======== Given data

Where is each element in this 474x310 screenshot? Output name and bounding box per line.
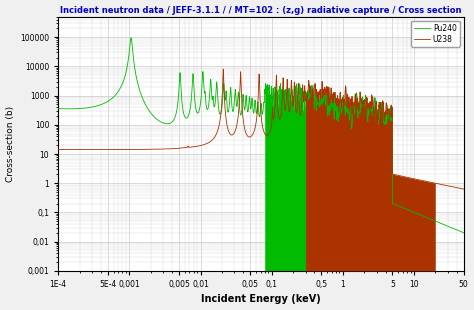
U238 <box>156 147 162 151</box>
U238 <box>461 187 466 191</box>
Pu240 <box>55 107 61 110</box>
Pu240 <box>128 36 134 40</box>
Legend: Pu240, U238: Pu240, U238 <box>411 20 460 47</box>
U238 <box>346 103 351 107</box>
Title: Incident neutron data / JEFF-3.1.1 / / MT=102 : (z,g) radiative capture / Cross : Incident neutron data / JEFF-3.1.1 / / M… <box>60 6 462 15</box>
Line: Pu240: Pu240 <box>58 38 464 233</box>
Pu240 <box>435 220 440 224</box>
Line: U238: U238 <box>58 69 464 189</box>
Pu240 <box>156 119 162 123</box>
Pu240 <box>316 97 321 101</box>
Pu240 <box>346 110 351 113</box>
X-axis label: Incident Energy (keV): Incident Energy (keV) <box>201 294 321 304</box>
Pu240 <box>461 231 466 235</box>
Y-axis label: Cross-section (b): Cross-section (b) <box>6 106 15 182</box>
U238 <box>301 98 306 102</box>
U238 <box>247 135 253 139</box>
Pu240 <box>247 100 253 104</box>
U238 <box>220 67 226 71</box>
Pu240 <box>301 90 306 94</box>
U238 <box>316 101 321 105</box>
U238 <box>55 148 61 151</box>
U238 <box>435 182 440 185</box>
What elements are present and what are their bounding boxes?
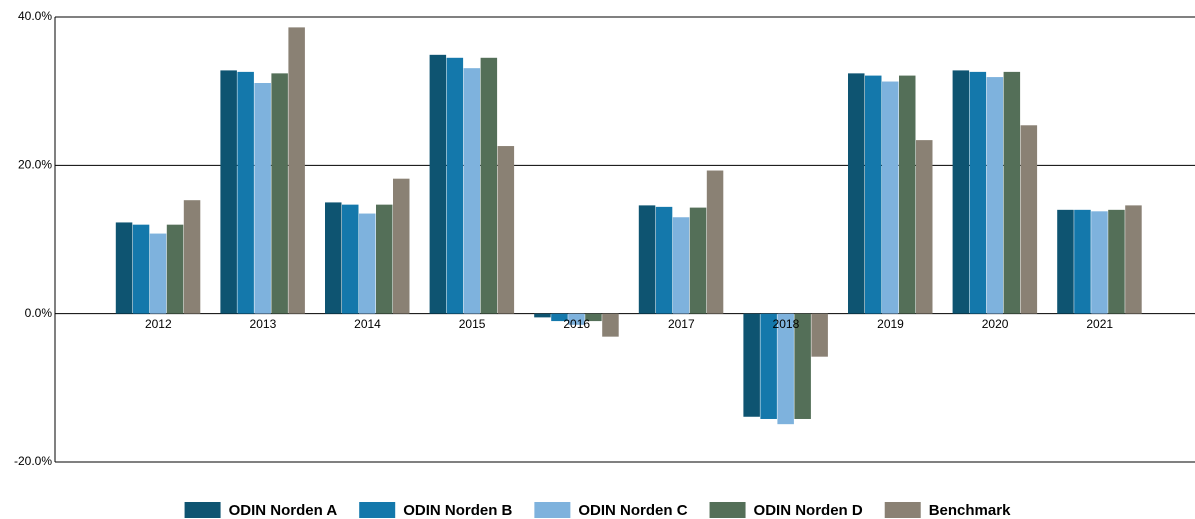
x-tick-label: 2013	[250, 317, 277, 331]
bar	[672, 217, 690, 314]
bar	[1074, 209, 1091, 314]
bar	[393, 178, 410, 314]
bar	[237, 71, 254, 314]
x-tick-label: 2019	[877, 317, 904, 331]
bar	[1057, 209, 1074, 314]
bar	[655, 206, 673, 314]
bar	[376, 204, 393, 314]
legend-label: ODIN Norden B	[403, 502, 512, 519]
bar	[1020, 125, 1038, 314]
legend-swatch	[359, 502, 396, 518]
bar	[446, 57, 464, 314]
bar	[1003, 71, 1021, 314]
x-tick-label: 2014	[354, 317, 381, 331]
bar	[986, 77, 1004, 314]
bar	[848, 73, 865, 314]
legend-swatch	[534, 502, 571, 518]
bar	[638, 205, 656, 314]
x-tick-label: 2020	[982, 317, 1009, 331]
bar	[166, 224, 184, 314]
bar	[794, 313, 811, 419]
bar	[882, 81, 899, 314]
bar	[602, 313, 619, 337]
bar	[149, 233, 167, 314]
legend-label: Benchmark	[929, 502, 1011, 519]
legend-label: ODIN Norden C	[578, 502, 687, 519]
bar	[1125, 205, 1142, 314]
x-tick-label: 2012	[145, 317, 172, 331]
bar	[865, 75, 882, 314]
bar	[811, 313, 828, 357]
legend-label: ODIN Norden D	[754, 502, 863, 519]
legend-swatch	[184, 502, 221, 518]
bar	[1091, 211, 1108, 314]
bar	[497, 146, 515, 314]
bar	[969, 71, 987, 314]
legend-label: ODIN Norden A	[229, 502, 338, 519]
y-tick-label: -20.0%	[14, 454, 52, 468]
bar	[777, 313, 794, 425]
bar	[463, 68, 481, 314]
bar	[1108, 209, 1125, 314]
bar	[568, 313, 585, 325]
y-tick-label: 0.0%	[25, 306, 53, 320]
bar	[706, 170, 724, 314]
bar	[325, 202, 342, 314]
bar	[551, 313, 568, 322]
legend-swatch	[709, 502, 746, 518]
bar	[534, 313, 551, 318]
bar	[359, 213, 376, 314]
x-tick-label: 2021	[1086, 317, 1113, 331]
x-tick-label: 2018	[773, 317, 800, 331]
bar	[220, 70, 237, 314]
bar	[952, 70, 970, 314]
legend-swatch	[884, 502, 921, 518]
bar	[254, 83, 271, 314]
x-tick-label: 2016	[563, 317, 590, 331]
bar	[743, 313, 760, 417]
bar	[916, 140, 933, 314]
bar	[429, 54, 447, 314]
bar	[288, 27, 305, 314]
bar	[689, 207, 707, 314]
bar	[899, 75, 916, 314]
x-tick-label: 2017	[668, 317, 695, 331]
bar	[585, 313, 602, 322]
x-tick-label: 2015	[459, 317, 486, 331]
y-tick-label: 20.0%	[18, 158, 52, 172]
bar	[480, 57, 498, 314]
bar	[342, 204, 359, 314]
y-tick-label: 40.0%	[18, 9, 52, 23]
bar	[183, 200, 201, 314]
bar	[271, 73, 288, 314]
bar	[132, 224, 150, 314]
bar	[115, 222, 133, 314]
bar	[760, 313, 777, 419]
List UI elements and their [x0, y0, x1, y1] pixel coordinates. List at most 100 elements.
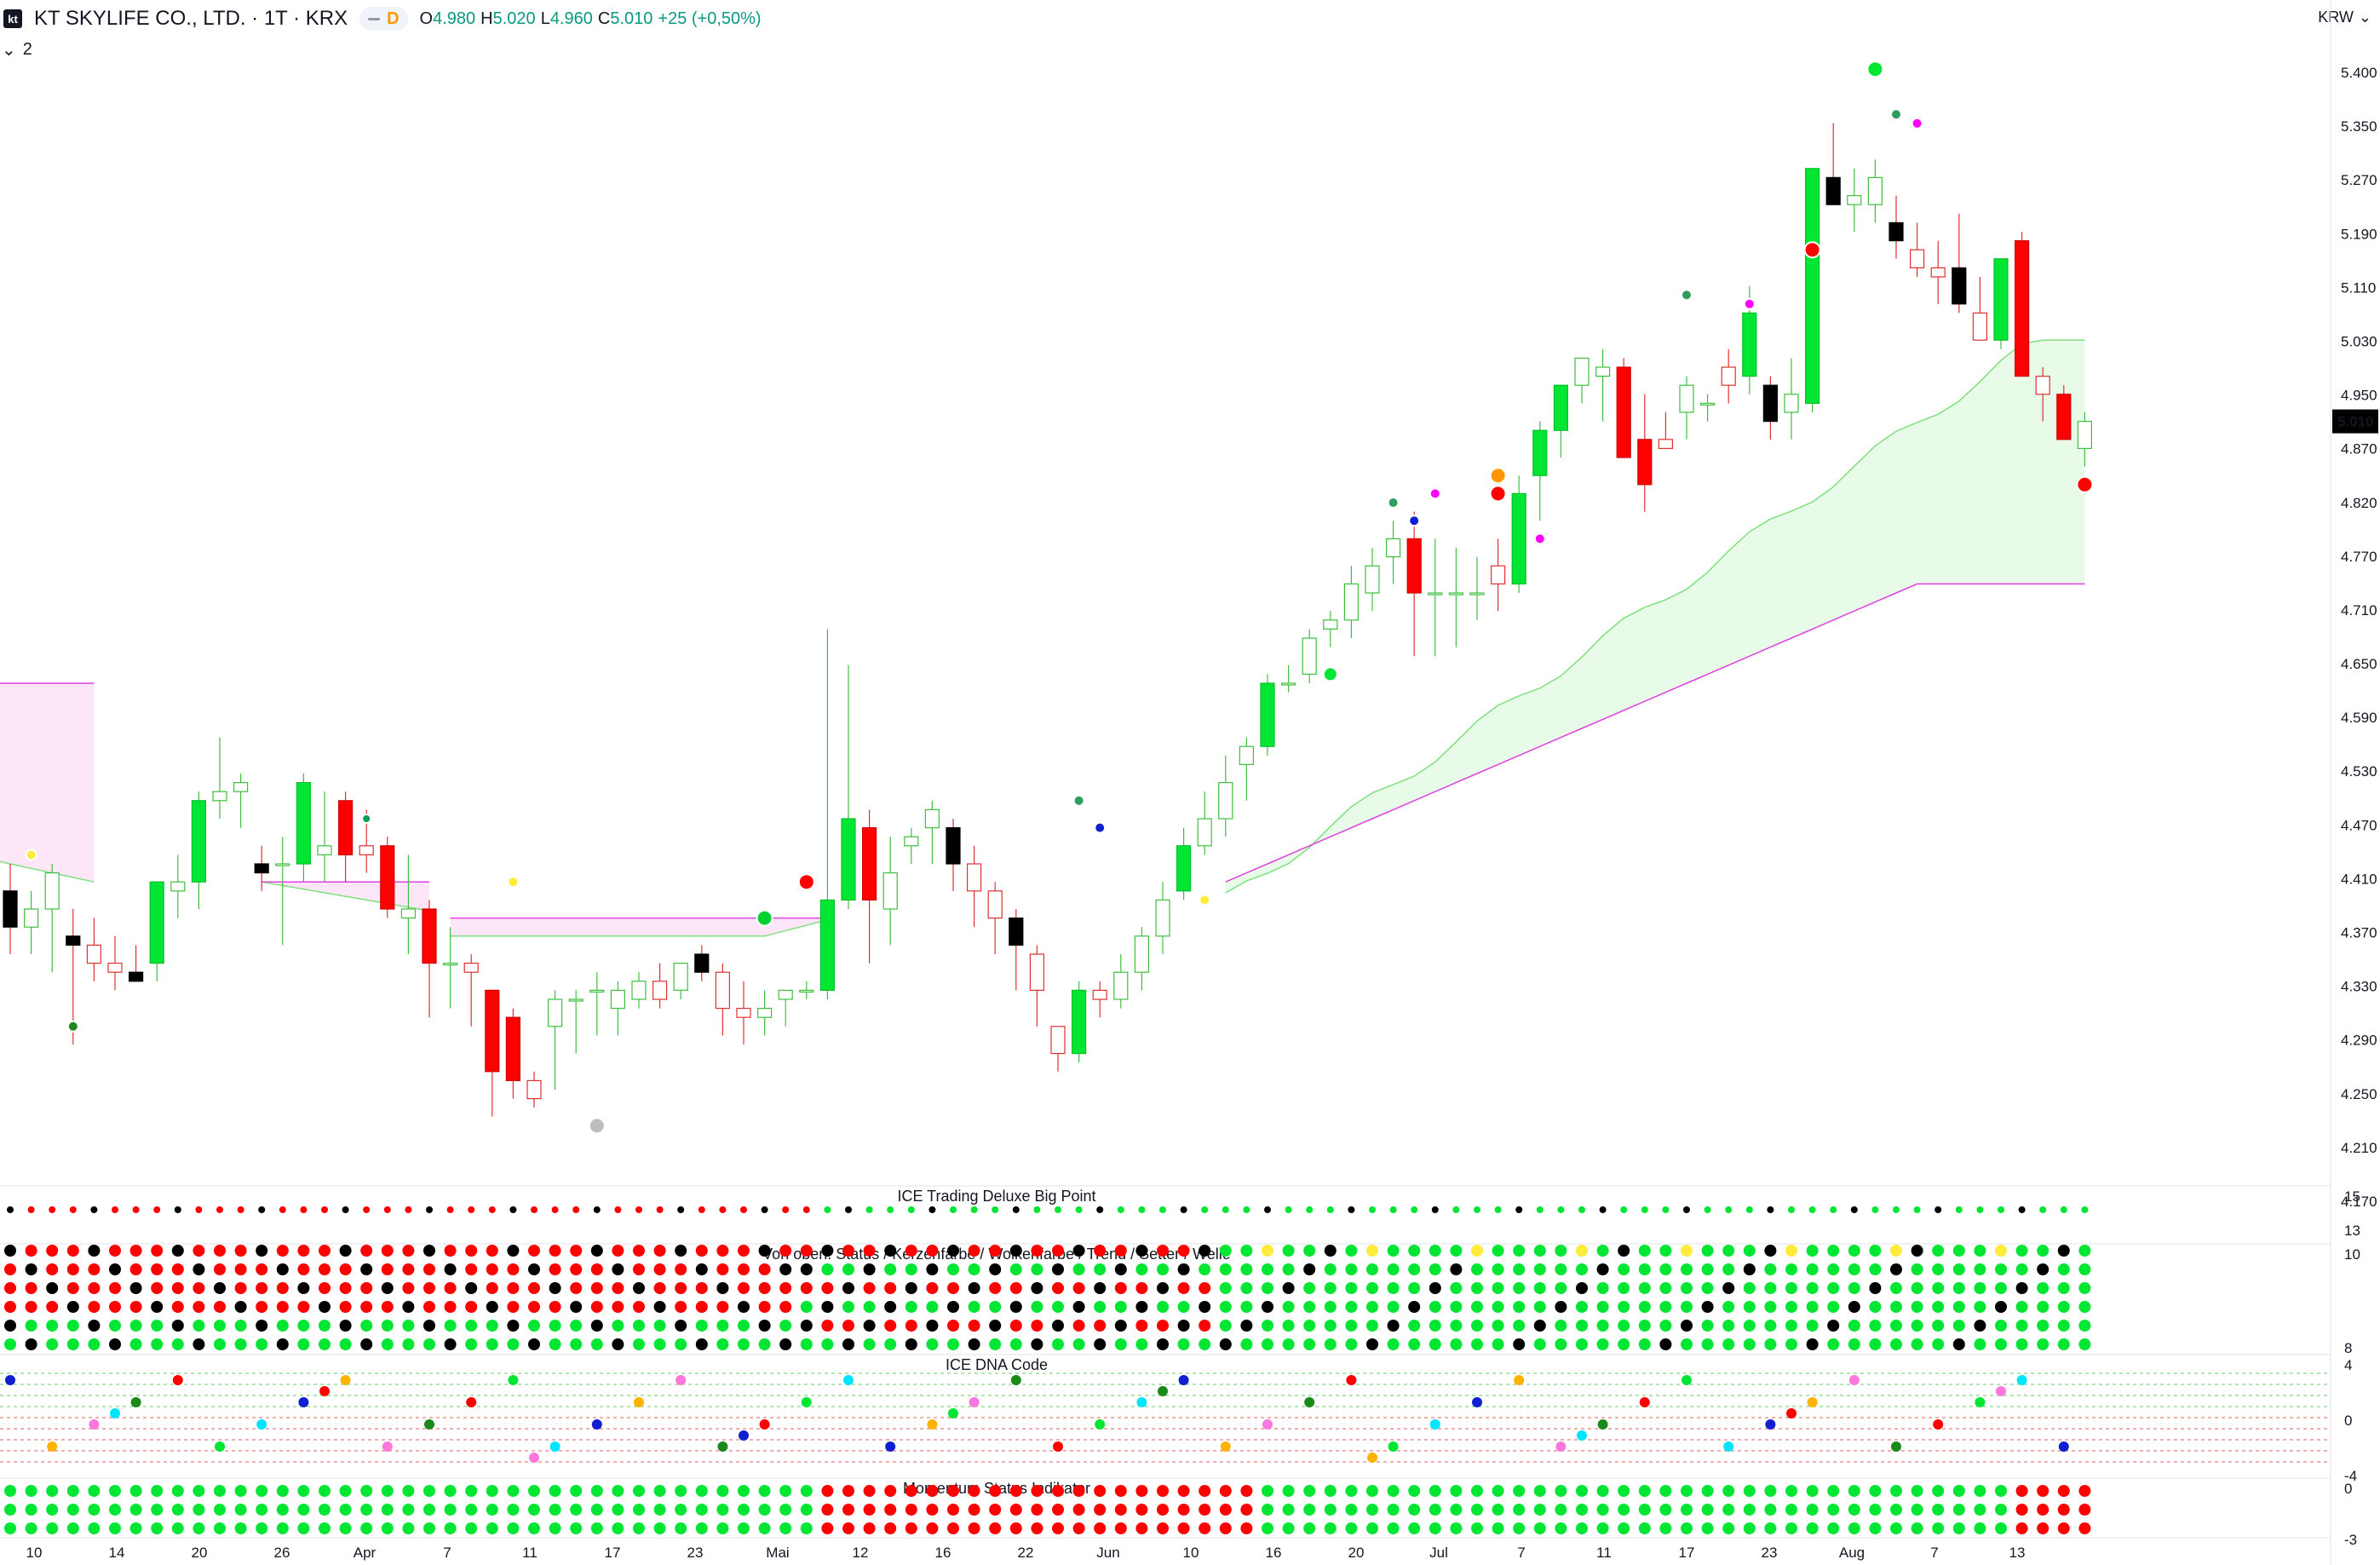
- momentum-dot: [4, 1504, 16, 1516]
- candle: [296, 774, 311, 883]
- time-tick-label: 11: [522, 1545, 538, 1561]
- candle-body: [1343, 583, 1360, 621]
- status-dot: [1429, 1245, 1441, 1257]
- momentum-dot: [758, 1485, 771, 1497]
- status-dot: [1240, 1245, 1253, 1257]
- big-point-dot: [1871, 1206, 1879, 1213]
- momentum-dot: [1282, 1485, 1295, 1497]
- green-cloud: [1225, 340, 2085, 893]
- status-dot: [1345, 1282, 1358, 1294]
- momentum-dot: [1450, 1485, 1463, 1497]
- momentum-dot: [444, 1522, 457, 1534]
- signal-dot: [1199, 894, 1211, 906]
- big-point-dot: [153, 1206, 161, 1213]
- status-dot: [528, 1301, 540, 1313]
- status-dot: [1262, 1320, 1273, 1332]
- status-dot: [549, 1263, 561, 1275]
- status-dot: [1722, 1245, 1735, 1257]
- big-point-dot: [1201, 1206, 1209, 1213]
- momentum-dot: [1303, 1485, 1316, 1497]
- status-dot: [297, 1338, 310, 1350]
- pane-scale-label: 8: [2344, 1340, 2352, 1356]
- momentum-dot: [633, 1485, 645, 1497]
- momentum-dot: [1952, 1485, 1965, 1497]
- status-dot: [1094, 1320, 1107, 1332]
- status-dot: [1596, 1282, 1609, 1294]
- status-dot: [1408, 1263, 1421, 1275]
- status-dot: [1869, 1338, 1882, 1350]
- momentum-dot: [151, 1504, 164, 1516]
- status-dot: [1303, 1282, 1316, 1294]
- status-dot: [319, 1301, 331, 1313]
- status-dot: [1911, 1320, 1923, 1332]
- status-dot: [1450, 1282, 1463, 1294]
- momentum-dot: [884, 1504, 897, 1516]
- status-dot: [1681, 1282, 1693, 1294]
- status-pill[interactable]: D: [359, 7, 408, 31]
- status-dot: [800, 1338, 813, 1350]
- candle-body: [1406, 538, 1422, 594]
- status-dot: [1072, 1320, 1085, 1332]
- status-dot: [1596, 1245, 1609, 1257]
- big-point-dot: [363, 1206, 371, 1213]
- momentum-dot: [151, 1485, 164, 1497]
- status-dot: [1450, 1320, 1463, 1332]
- currency-selector[interactable]: KRW ⌄: [2318, 9, 2371, 26]
- status-dot: [1324, 1338, 1337, 1350]
- candle-body: [1762, 384, 1778, 423]
- candle-body: [1511, 492, 1526, 585]
- candle-body: [422, 908, 437, 964]
- candle-body: [86, 944, 102, 964]
- status-dot: [1199, 1245, 1211, 1257]
- status-dot: [1701, 1263, 1714, 1275]
- candle: [2056, 385, 2072, 440]
- momentum-dot: [947, 1522, 959, 1534]
- status-dot: [1492, 1301, 1504, 1313]
- status-dot: [66, 1338, 79, 1350]
- status-dot: [1638, 1263, 1651, 1275]
- time-tick-label: 20: [192, 1545, 208, 1561]
- big-point-dot: [69, 1206, 77, 1213]
- momentum-dot: [612, 1522, 624, 1534]
- momentum-dot: [2037, 1485, 2049, 1497]
- candle-body: [505, 1016, 521, 1081]
- status-dot: [1387, 1320, 1400, 1332]
- symbol-title[interactable]: KT SKYLIFE CO., LTD. · 1T · KRX: [34, 7, 348, 30]
- momentum-dot: [1869, 1485, 1882, 1497]
- status-dot: [1827, 1301, 1840, 1313]
- dna-dot: [1136, 1397, 1147, 1407]
- status-dot: [486, 1263, 498, 1275]
- big-point-dot: [27, 1206, 35, 1213]
- status-dot: [1450, 1338, 1463, 1350]
- big-point-dot: [719, 1206, 727, 1213]
- status-dot: [129, 1245, 142, 1257]
- status-dot: [1952, 1301, 1965, 1313]
- candle: [861, 809, 877, 964]
- status-dot: [234, 1301, 247, 1313]
- candle: [1888, 195, 1904, 259]
- status-dot: [2078, 1263, 2091, 1275]
- status-dot: [1743, 1338, 1756, 1350]
- status-dot: [25, 1282, 37, 1294]
- status-dot: [1890, 1320, 1902, 1332]
- indicator-toggle[interactable]: ⌄ 2: [2, 39, 32, 60]
- status-dot: [779, 1320, 792, 1332]
- status-dot: [2078, 1282, 2091, 1294]
- big-point-dot: [761, 1206, 768, 1213]
- status-dot: [800, 1245, 813, 1257]
- momentum-dot: [444, 1504, 457, 1516]
- symbol-logo[interactable]: kt: [3, 9, 22, 28]
- big-point-dot: [1934, 1206, 1942, 1213]
- big-point-dot: [551, 1206, 559, 1213]
- momentum-dot: [402, 1485, 415, 1497]
- status-dot: [360, 1245, 373, 1257]
- momentum-dot: [863, 1522, 876, 1534]
- status-dot: [758, 1338, 771, 1350]
- dna-dot: [1682, 1375, 1692, 1385]
- status-dot: [1701, 1320, 1714, 1332]
- status-dot: [612, 1301, 624, 1313]
- momentum-dot: [46, 1522, 59, 1534]
- status-dot: [716, 1245, 729, 1257]
- status-dot: [297, 1245, 310, 1257]
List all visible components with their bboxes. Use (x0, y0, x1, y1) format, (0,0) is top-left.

================

### What to produce
Rewrite the records starting at the line containing "U238 <box>156 147 162 151</box>" and ending at the line containing "What elements are", switching "radiative capture" to "neutron capture" and leaving everything else as it is.

### Final answer
U238 <box>156 147 162 151</box>
U238 <box>461 187 466 191</box>
Pu240 <box>55 107 61 110</box>
Pu240 <box>128 36 134 40</box>
Legend: Pu240, U238: Pu240, U238 <box>411 20 460 47</box>
U238 <box>346 103 351 107</box>
Title: Incident neutron data / JEFF-3.1.1 / / MT=102 : (z,g) neutron capture / Cross : Incident neutron data / JEFF-3.1.1 / / M… <box>60 6 462 15</box>
Line: Pu240: Pu240 <box>58 38 464 233</box>
Pu240 <box>435 220 440 224</box>
Line: U238: U238 <box>58 69 464 189</box>
Pu240 <box>156 119 162 123</box>
Pu240 <box>316 97 321 101</box>
Pu240 <box>346 110 351 113</box>
X-axis label: Incident Energy (keV): Incident Energy (keV) <box>201 294 321 304</box>
Pu240 <box>461 231 466 235</box>
Y-axis label: Cross-section (b): Cross-section (b) <box>6 106 15 182</box>
U238 <box>301 98 306 102</box>
U238 <box>247 135 253 139</box>
Pu240 <box>247 100 253 104</box>
U238 <box>220 67 226 71</box>
Pu240 <box>301 90 306 94</box>
U238 <box>316 101 321 105</box>
U238 <box>55 148 61 151</box>
U238 <box>435 182 440 185</box>
What elements are present and what are their bounding boxes?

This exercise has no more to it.